PROBLEM DETAILS:
All records are to be retyped faithfully and completely.

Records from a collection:

-- start --

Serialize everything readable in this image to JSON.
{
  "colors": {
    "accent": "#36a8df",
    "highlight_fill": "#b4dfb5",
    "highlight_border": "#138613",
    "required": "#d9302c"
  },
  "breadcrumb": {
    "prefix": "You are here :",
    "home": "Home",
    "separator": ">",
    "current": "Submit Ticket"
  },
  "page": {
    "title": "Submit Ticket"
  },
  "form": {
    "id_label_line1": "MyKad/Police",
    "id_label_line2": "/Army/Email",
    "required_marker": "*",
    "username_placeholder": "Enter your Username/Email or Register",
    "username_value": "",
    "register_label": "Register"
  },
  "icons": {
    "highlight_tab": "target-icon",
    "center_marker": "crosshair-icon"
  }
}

-- end --

THE OUTPUT:
Serialize everything readable in this image to JSON.
{
  "colors": {
    "accent": "#36a8df",
    "highlight_fill": "#b4dfb5",
    "highlight_border": "#138613",
    "required": "#d9302c"
  },
  "breadcrumb": {
    "prefix": "You are here :",
    "home": "Home",
    "separator": ">",
    "current": "Submit Ticket"
  },
  "page": {
    "title": "Submit Ticket"
  },
  "form": {
    "id_label_line1": "MyKad/Police",
    "id_label_line2": "/Army/Email",
    "required_marker": "*",
    "username_placeholder": "Enter your Username/Email or Register",
    "username_value": "",
    "register_label": "Register"
  },
  "icons": {
    "highlight_tab": "target-icon",
    "center_marker": "crosshair-icon"
  }
}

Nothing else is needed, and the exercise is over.